§ To do: The expected output is every entry, repeated exactly.

Entries from a page text dataset:

Start of Block

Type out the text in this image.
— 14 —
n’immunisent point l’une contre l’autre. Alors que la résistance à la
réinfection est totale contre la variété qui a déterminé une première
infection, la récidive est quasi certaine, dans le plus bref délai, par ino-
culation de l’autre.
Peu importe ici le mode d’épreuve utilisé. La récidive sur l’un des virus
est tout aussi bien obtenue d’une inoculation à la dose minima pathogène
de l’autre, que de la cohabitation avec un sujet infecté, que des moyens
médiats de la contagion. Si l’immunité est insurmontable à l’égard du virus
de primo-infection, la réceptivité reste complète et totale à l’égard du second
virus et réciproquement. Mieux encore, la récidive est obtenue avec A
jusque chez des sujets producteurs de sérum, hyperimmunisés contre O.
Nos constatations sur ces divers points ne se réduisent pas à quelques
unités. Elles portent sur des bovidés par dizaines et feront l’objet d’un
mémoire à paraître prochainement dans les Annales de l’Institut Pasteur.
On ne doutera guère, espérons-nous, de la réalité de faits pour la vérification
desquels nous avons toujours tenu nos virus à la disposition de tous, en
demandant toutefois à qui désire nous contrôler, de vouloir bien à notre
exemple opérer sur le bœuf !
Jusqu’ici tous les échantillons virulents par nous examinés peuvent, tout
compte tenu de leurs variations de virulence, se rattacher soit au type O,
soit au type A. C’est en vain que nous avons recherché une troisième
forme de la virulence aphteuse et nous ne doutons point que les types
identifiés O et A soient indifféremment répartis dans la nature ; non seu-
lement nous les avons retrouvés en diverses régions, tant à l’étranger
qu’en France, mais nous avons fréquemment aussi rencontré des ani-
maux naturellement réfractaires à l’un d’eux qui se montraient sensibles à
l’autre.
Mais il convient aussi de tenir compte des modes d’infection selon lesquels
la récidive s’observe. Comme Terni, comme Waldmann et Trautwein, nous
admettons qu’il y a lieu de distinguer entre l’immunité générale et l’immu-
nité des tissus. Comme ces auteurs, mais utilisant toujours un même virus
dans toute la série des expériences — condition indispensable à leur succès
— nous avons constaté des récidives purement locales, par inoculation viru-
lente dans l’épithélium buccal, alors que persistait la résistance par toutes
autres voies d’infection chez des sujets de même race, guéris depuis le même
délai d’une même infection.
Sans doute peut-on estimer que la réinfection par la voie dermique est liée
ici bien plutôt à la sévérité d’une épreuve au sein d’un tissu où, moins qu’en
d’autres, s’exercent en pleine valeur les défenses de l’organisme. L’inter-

End of Block

§ Written solution:
Type out the text in this image.
— 14 —
n’immunisent point l’une contre l’autre. Alors que la résistance à la
réinfection est totale contre la variété qui a déterminé une première
infection, la récidive est quasi certaine, dans le plus bref délai, par ino-
culation de l’autre.
Peu importe ici le mode d’épreuve utilisé. La récidive sur l’un des virus
est tout aussi bien obtenue d’une inoculation à la dose minima pathogène
de l’autre, que de la cohabitation avec un sujet infecté, que des moyens
médiats de la contagion. Si l’immunité est insurmontable à l’égard du virus
de primo-infection, la réceptivité reste complète et totale à l’égard du second
virus et réciproquement. Mieux encore, la récidive est obtenue avec A
jusque chez des sujets producteurs de sérum, hyperimmunisés contre O.
Nos constatations sur ces divers points ne se réduisent pas à quelques
unités. Elles portent sur des bovidés par dizaines et feront l’objet d’un
mémoire à paraître prochainement dans les Annales de l’Institut Pasteur.
On ne doutera guère, espérons-nous, de la réalité de faits pour la vérification
desquels nous avons toujours tenu nos virus à la disposition de tous, en
demandant toutefois à qui désire nous contrôler, de vouloir bien à notre
exemple opérer sur le bœuf !
Jusqu’ici tous les échantillons virulents par nous examinés peuvent, tout
compte tenu de leurs variations de virulence, se rattacher soit au type O,
soit au type A. C’est en vain que nous avons recherché une troisième
forme de la virulence aphteuse et nous ne doutons point que les types
identifiés O et A soient indifféremment répartis dans la nature ; non seu-
lement nous les avons retrouvés en diverses régions, tant à l’étranger
qu’en France, mais nous avons fréquemment aussi rencontré des ani-
maux naturellement réfractaires à l’un d’eux qui se montraient sensibles à
l’autre.
Mais il convient aussi de tenir compte des modes d’infection selon lesquels
la récidive s’observe. Comme Terni, comme Waldmann et Trautwein, nous
admettons qu’il y a lieu de distinguer entre l’immunité générale et l’immu-
nité des tissus. Comme ces auteurs, mais utilisant toujours un même virus
dans toute la série des expériences — condition indispensable à leur succès
— nous avons constaté des récidives purement locales, par inoculation viru-
lente dans l’épithélium buccal, alors que persistait la résistance par toutes
autres voies d’infection chez des sujets de même race, guéris depuis le même
délai d’une même infection.
Sans doute peut-on estimer que la réinfection par la voie dermique est liée
ici bien plutôt à la sévérité d’une épreuve au sein d’un tissu où, moins qu’en
d’autres, s’exercent en pleine valeur les défenses de l’organisme. L’inter-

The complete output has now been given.